**REQUEST**
Copy each line below in which the string "pumps" occurs.

= = = =

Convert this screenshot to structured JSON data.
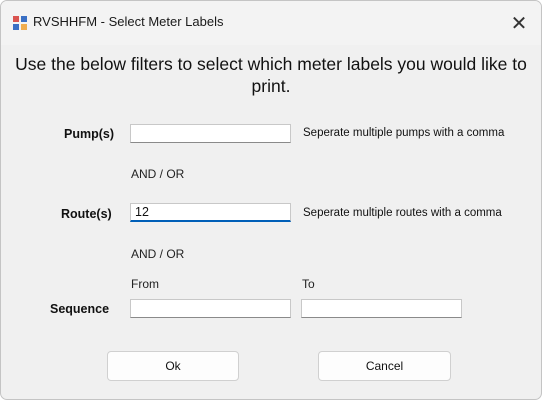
{
  "window": {
    "title": "RVSHHFM - Select Meter Labels",
    "close_glyph": "✕",
    "app_icon": "window-app-icon"
  },
  "heading": "Use the below filters to select which meter labels you would like to print.",
  "pumps": {
    "label": "Pump(s)",
    "value": "",
    "hint": "Seperate multiple pumps with a comma"
  },
  "and_or_1": "AND / OR",
  "routes": {
    "label": "Route(s)",
    "value": "12",
    "hint": "Seperate multiple routes with a comma"
  },
  "and_or_2": "AND / OR",
  "sequence": {
    "label": "Sequence",
    "from_label": "From",
    "to_label": "To",
    "from_value": "",
    "to_value": ""
  },
  "buttons": {
    "ok": "Ok",
    "cancel": "Cancel"
  },
  "colors": {
    "focus_accent": "#005fb8",
    "window_bg": "#f0f0f0"
  }
}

= = = =

**RESPONSE**
  "pumps": {
    "hint": "Seperate multiple pumps with a comma"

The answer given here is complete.